Noosa environmental artist calls for help

Noosa Heads environmental artist and sculptor Angela van Boxtel is asking the Noosa community to help contribute to the making of her next sculpture.

Her new sculpture, which can float on the water and will be made entirely from plastic bottle caps, has been selected for Noosa’s Floating Land.

The ‘Singled Out’ creator is a prolific Dutch-Australian based artist and has made Noosa her home since July 2020.

She is hoping to continue her environmental educational work in an exciting new geographical area.

Her original and colourful art pieces always made from waste materials have been integral to pushing environmental topics about waste to the forefront in the Australian landscape.

The artist is famous for her plastic shopping bag bikinis made entirely from just that – plastic shopping bags – using only a crochet hook and scissors.

She is proud to have her first Teeny Greeny Plastic Bag Bikini acquired by the Manly Art Gallery and Museum for its historical museum collection of Fashion within Australia landscape since the start of the century.

Art is a great vehicle to talk about environmental issues and for most people it often is a first connection with the issue in a more conversational, non judgemental and threatening way.

The artist says her success was remarkable knowing she has no formal training in the arts.

“I have a Bachelor’s Degree in Media and Communications,” Angela said.

“Furthermore, my art is made entirely of rubbish. I just made it all up which is actually quite funny.”

Her work started when a group that cleaned up beaches regularly in Sydney’s Northern Beaches got her involved in cleaning up (10 years ago) and told her ‘We have to do something’.

Over the years she became extremely well educated on the topic of plastic pollution in the ocean, being a long distance ocean swimmer herself.

“If you recreate in the ocean, you have to look after it. It’s that simple,” she said.

Many people have often asked the artist, ‘Why does one plastic bag matter or one plastic bottle cap?’.

“My job as an artist is to have these people think differently to show them it does matter,” Angela said.

That’s why her sculptures always concentrate on one single waste material. So people can start looking differently at that one plastic bag, or one bottle lid.

Imagine 25 million Australian people thinking that way, that’s 25 million bottle caps. The artist wants people to be part of her art. Her sculpture is about connection in showing people what happens if all the bottle caps are combined.

The bottle caps then become a new ‘fabric’ and you will see their usefulness in a new way and realise that it’s not actually waste at all.

Angela’s biggest message is ‘Waste is a resource not yet explored’.

Her way of thinking fitted in like a glove with this year’s theme of the Floating Land named ‘At the Edge of Ideas’.

The Noosa Art Gallery will be a drop off point for plastic bottle caps. All plastic lids need to be washed and clean. All lids need to be plastic (so no corks, no metal lids of beer bottles and wine).

## Material
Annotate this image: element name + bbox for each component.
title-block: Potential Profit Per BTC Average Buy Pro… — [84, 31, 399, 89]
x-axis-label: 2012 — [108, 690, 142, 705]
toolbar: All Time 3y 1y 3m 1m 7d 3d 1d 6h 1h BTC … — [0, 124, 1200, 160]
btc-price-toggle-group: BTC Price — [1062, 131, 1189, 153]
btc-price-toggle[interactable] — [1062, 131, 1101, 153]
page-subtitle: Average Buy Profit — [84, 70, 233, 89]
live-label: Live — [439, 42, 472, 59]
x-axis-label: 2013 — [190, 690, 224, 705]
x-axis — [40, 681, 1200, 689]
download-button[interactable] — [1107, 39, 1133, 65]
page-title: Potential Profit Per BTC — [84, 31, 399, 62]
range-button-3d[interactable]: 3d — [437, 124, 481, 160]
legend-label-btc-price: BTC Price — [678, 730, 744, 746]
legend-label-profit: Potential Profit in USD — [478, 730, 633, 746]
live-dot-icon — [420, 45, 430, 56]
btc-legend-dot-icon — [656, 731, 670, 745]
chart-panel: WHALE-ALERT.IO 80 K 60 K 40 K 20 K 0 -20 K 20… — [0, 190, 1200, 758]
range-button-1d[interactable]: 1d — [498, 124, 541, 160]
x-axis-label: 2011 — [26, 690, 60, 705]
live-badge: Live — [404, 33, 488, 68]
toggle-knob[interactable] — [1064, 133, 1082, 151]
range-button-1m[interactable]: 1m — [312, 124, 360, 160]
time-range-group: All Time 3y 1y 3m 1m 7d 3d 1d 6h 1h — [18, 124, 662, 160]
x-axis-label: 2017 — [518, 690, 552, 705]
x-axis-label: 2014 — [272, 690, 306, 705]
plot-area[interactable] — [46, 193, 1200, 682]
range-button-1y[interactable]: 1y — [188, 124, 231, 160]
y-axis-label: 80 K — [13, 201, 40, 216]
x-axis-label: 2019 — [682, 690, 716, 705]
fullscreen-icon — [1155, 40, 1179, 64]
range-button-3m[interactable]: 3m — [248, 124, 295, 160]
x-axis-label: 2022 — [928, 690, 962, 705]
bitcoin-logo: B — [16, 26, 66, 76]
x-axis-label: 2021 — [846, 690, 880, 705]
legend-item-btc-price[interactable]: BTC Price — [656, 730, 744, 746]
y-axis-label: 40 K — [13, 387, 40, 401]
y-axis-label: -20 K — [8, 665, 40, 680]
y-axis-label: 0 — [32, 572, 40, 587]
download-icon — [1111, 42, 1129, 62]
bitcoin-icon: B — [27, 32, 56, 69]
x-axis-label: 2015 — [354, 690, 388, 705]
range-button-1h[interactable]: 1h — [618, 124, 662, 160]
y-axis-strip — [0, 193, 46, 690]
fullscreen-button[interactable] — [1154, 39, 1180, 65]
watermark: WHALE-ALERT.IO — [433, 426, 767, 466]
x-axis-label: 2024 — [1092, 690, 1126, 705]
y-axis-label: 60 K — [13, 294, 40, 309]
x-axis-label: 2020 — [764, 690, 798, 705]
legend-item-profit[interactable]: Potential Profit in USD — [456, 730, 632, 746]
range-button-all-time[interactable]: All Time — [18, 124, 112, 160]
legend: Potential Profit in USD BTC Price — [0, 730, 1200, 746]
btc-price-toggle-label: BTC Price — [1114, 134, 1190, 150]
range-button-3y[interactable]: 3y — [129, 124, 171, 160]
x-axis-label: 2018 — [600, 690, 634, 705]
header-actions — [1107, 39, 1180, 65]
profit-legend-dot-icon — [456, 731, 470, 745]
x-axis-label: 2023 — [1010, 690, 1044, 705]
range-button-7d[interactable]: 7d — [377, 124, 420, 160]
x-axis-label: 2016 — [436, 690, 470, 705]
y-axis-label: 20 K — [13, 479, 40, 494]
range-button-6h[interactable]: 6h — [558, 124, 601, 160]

## Task brief
Extract the passage from the article on the Noosa environmental artist between "Over the years" and "caps are combined.", inclusive.

## Worked solution
Over the years she became extremely well educated on the topic of plastic pollution in the ocean, being a long distance ocean swimmer herself.

“If you recreate in the ocean, you have to look after it. It’s that simple,” she said.

Many people have often asked the artist, ‘Why does one plastic bag matter or one plastic bottle cap?’.

“My job as an artist is to have these people think differently to show them it does matter,” Angela said.

That’s why her sculptures always concentrate on one single waste material. So people can start looking differently at that one plastic bag, or one bottle lid.

Imagine 25 million Australian people thinking that way, that’s 25 million bottle caps. The artist wants people to be part of her art. Her sculpture is about connection in showing people what happens if all the bottle caps are combined.